*Stored records*
○ ○ ○ ○ ○

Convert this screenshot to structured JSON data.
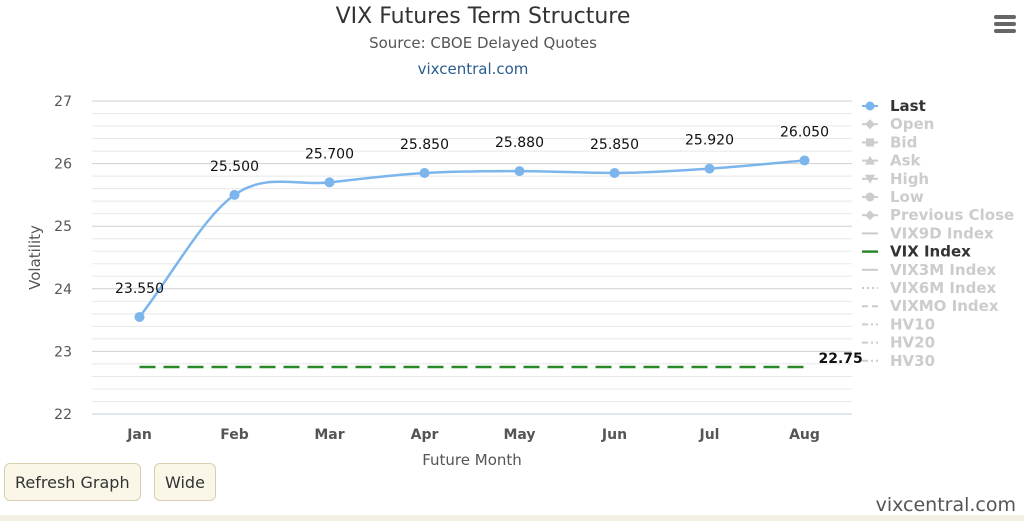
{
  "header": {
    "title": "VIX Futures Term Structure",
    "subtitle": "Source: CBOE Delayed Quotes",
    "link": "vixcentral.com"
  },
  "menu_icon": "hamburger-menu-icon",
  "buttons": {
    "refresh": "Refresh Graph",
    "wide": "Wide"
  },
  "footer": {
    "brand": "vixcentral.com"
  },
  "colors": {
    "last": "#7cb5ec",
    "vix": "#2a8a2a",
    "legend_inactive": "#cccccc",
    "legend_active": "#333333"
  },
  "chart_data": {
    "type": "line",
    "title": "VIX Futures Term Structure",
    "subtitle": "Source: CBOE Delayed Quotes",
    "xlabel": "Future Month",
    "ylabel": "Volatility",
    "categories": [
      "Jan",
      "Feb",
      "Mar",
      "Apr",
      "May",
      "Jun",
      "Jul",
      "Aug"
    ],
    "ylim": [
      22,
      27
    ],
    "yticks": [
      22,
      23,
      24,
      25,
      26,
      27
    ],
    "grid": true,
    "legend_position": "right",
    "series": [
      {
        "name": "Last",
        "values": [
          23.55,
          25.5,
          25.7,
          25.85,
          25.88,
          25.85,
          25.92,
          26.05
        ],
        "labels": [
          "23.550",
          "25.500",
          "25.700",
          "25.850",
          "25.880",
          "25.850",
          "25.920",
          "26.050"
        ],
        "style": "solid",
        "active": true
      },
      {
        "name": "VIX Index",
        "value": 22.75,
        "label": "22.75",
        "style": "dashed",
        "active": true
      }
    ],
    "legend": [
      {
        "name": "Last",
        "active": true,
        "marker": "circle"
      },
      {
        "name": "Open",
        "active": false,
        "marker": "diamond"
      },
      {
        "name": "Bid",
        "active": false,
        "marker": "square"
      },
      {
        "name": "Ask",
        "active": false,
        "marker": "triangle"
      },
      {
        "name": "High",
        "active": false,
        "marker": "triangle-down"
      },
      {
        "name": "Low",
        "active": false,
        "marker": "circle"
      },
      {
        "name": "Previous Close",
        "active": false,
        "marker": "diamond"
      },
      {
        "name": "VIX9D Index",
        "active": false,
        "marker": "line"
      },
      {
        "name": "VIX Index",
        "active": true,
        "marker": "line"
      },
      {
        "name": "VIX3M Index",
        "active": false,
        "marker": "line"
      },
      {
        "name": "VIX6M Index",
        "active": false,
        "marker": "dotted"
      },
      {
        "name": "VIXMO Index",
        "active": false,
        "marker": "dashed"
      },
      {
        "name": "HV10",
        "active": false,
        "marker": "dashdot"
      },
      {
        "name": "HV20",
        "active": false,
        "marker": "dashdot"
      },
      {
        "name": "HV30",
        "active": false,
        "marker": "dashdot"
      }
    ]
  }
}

○ ○ ○ ○ ○

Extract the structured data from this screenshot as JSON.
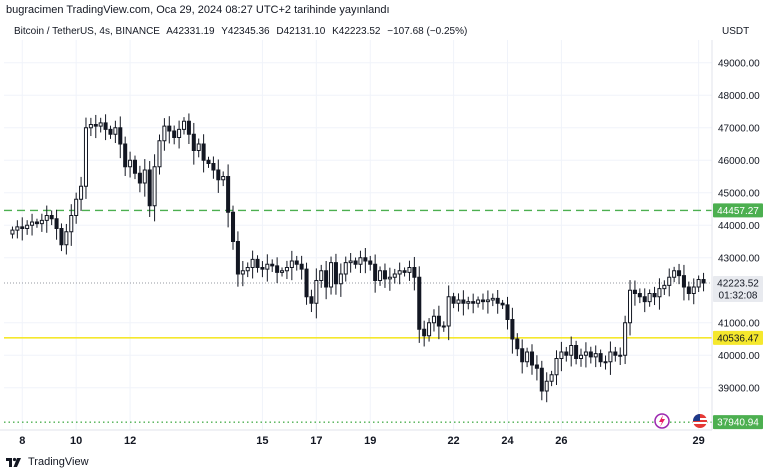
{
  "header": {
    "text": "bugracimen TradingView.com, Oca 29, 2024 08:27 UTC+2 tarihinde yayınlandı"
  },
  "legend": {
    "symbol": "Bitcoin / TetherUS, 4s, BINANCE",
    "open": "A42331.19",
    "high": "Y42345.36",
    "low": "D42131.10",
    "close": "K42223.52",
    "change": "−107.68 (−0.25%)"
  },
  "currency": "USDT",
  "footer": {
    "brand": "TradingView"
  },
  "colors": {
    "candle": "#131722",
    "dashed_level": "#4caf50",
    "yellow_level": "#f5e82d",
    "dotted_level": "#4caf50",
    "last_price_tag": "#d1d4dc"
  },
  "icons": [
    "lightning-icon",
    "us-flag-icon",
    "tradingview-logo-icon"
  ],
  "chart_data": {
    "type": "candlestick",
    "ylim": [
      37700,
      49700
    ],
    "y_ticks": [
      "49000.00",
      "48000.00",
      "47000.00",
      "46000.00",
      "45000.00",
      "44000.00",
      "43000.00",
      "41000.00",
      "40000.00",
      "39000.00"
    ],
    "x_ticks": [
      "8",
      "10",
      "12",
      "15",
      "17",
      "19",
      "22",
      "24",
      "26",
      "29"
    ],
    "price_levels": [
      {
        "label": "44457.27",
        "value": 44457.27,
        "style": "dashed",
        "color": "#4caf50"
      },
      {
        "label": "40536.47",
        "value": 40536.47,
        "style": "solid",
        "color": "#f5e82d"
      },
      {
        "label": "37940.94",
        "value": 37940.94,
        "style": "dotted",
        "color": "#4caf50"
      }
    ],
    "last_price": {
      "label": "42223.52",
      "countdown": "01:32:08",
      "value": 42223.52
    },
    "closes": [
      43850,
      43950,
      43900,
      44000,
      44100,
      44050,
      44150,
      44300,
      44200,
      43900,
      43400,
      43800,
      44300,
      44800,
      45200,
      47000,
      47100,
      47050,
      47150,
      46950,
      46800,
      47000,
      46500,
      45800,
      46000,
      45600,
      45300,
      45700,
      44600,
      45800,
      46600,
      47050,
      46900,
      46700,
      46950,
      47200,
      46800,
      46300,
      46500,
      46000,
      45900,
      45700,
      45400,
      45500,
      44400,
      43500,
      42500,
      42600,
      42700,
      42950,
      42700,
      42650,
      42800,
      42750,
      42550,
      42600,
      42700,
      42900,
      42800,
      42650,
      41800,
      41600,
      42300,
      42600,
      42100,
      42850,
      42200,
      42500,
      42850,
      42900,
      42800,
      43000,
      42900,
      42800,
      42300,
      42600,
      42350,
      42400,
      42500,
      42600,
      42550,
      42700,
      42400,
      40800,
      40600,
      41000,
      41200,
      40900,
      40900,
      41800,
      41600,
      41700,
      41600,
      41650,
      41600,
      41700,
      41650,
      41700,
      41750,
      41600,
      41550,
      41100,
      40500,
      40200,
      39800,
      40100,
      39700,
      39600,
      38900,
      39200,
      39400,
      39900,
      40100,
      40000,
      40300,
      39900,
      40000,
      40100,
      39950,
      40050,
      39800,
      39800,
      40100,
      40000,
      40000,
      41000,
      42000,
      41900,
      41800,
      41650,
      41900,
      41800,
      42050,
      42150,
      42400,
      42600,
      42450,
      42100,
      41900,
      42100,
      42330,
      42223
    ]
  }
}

○ ○ ○ ○ ○

*What to work on*
Find the word "triangle" in the data and show each line that holds it.

*Output for this task*
        "marker": "triangle"
        "marker": "triangle-down"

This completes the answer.